PAGE TEXT:
>>>>>

2021 aircraft accident in Hawaii

Transair Flight 810 was a scheduled cargo flight operated by a Boeing 737-200 converted freighter aircraft, owned and operated by Rhoades Aviation under the Transair trade name, on a short cargo flight from Honolulu International Airport to Kahului Airport on the neighboring Hawaiian island of Maui on July 2, 2021. Immediately after an early morning takeoff, one of its two Pratt & Whitney JT8D turbofan engines faltered, and the first officer reduced power to both engines. The two pilots—the only occupants of the aircraft—became preoccupied with talking to air traffic control and performing other flying tasks, and did not follow proper procedures to positively identify the problem. The captain misidentified the failing engine, increased power to that engine, and did not increase power to the other, properly functioning engine. Convinced that neither engine was working properly and unable to maintain altitude with one engine faltering and the other idling, the pilots ditched into Honolulu's Māmala Bay off the coast of Oahu about 11 minutes into the flight.

Both pilots were rescued about an hour after the accident in a response involving aircraft and boats from multiple agencies. They were hospitalized and later released. The wreckage was located the following week at a depth of about 420 ft, 2 mi off Ewa Beach and was subsequently recovered.

The Federal Aviation Administration (FAA) and National Transportation Safety Board (NTSB) immediately began investigating the accident. Transair voluntarily withdrew its four remaining 737s from service for an internal review. Transair resumed flying their one operational 737-200 a week later, but subsequently had to cease 737 operations due to deficiencies identified by the FAA prior to the ditching. The NTSB report cited the pilots' ineffective crew resource management, high workload, and stress.

This accident is similar to the 1989 Kegworth air disaster (British Midland Airways Flight 092), where a 737-400 crashed after the crew misidentified the failing engine and erroneously shut down the operating engine, causing the aircraft to stall during an emergency landing.

==Flight==

On July 2, 2021, at 1:33 a.m. HST, the aircraft began its take-off from Daniel K. Inouye International Airport (HNL) just west of Honolulu on the southern coast of Oahu. The captain was 58-year-old Henry Okai, an experienced pilot with around 15,781 hours of flying time, 871 on the Boeing 737-200. The first officer was 50-year-old Gregory Ryan, also an experienced pilot with around 5,272 hours of flying time, 908 of them on the Boeing 737-200. At around 1:42 a.m., after air traffic control (ATC) had cleared the flight to climb to 13,000 feet, the pilots informed Honolulu tower that the aircraft had "lost an engine." Publicly available flight data show the aircraft had only climbed to around 2,100 ft.

<<<<<

TASK 1: According to the accident account, at what depth was the wreckage located?
TASK 2: Retype the accident account from "The Federal Aviation" to "an emergency landing.".

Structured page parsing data
>>>>>

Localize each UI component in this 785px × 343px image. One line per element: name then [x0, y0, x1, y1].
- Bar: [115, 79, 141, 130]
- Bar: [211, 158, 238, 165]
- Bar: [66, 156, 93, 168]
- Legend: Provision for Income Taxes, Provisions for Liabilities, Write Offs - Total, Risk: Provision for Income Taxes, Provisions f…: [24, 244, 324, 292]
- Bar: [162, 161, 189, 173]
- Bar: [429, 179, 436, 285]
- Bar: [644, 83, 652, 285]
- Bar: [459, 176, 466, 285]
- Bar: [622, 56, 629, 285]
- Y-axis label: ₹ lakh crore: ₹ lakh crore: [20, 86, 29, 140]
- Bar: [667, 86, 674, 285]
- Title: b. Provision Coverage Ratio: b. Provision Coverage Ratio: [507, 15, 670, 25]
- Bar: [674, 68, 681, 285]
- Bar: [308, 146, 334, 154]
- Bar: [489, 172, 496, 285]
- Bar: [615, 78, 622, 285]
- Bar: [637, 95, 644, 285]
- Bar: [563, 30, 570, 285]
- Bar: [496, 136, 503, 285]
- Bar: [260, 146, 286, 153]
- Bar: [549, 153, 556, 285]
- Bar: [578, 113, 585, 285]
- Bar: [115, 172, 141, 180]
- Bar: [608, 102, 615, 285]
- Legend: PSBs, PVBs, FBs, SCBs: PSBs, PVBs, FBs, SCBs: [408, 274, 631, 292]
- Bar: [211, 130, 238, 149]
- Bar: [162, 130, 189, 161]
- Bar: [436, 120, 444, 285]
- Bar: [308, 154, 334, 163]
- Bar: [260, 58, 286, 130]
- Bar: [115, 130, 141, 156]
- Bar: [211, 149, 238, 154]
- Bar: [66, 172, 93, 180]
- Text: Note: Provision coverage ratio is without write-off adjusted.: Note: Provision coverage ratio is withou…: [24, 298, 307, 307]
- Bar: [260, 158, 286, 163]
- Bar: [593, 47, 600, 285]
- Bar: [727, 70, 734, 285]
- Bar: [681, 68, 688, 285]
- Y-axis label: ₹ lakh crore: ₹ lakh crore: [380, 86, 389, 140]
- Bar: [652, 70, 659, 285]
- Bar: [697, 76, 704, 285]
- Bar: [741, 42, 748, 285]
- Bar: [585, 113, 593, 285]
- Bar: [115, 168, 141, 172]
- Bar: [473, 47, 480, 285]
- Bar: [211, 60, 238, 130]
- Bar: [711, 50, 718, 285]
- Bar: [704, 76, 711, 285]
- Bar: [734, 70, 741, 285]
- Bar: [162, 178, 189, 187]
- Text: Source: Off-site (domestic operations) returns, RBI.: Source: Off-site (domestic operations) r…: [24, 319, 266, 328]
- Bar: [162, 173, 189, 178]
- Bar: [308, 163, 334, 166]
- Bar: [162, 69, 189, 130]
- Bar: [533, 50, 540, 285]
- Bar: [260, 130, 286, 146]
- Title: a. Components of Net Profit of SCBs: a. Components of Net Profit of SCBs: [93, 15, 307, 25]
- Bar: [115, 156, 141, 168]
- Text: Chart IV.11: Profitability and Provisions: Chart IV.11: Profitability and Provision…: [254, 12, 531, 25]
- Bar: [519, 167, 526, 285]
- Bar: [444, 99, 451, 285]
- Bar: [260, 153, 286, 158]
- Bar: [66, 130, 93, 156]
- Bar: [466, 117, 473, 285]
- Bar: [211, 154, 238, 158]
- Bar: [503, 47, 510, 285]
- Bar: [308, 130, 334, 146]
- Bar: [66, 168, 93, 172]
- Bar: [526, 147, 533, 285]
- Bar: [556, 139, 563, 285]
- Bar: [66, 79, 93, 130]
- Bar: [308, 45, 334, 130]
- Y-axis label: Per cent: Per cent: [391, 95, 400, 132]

<<<<<

TASK RESPONSE 1: About 420 ft

TASK RESPONSE 2:
The Federal Aviation Administration (FAA) and National Transportation Safety Board (NTSB) immediately began investigating the accident. Transair voluntarily withdrew its four remaining 737s from service for an internal review. Transair resumed flying their one operational 737-200 a week later, but subsequently had to cease 737 operations due to deficiencies identified by the FAA prior to the ditching. The NTSB report cited the pilots' ineffective crew resource management, high workload, and stress.

This accident is similar to the 1989 Kegworth air disaster (British Midland Airways Flight 092), where a 737-400 crashed after the crew misidentified the failing engine and erroneously shut down the operating engine, causing the aircraft to stall during an emergency landing.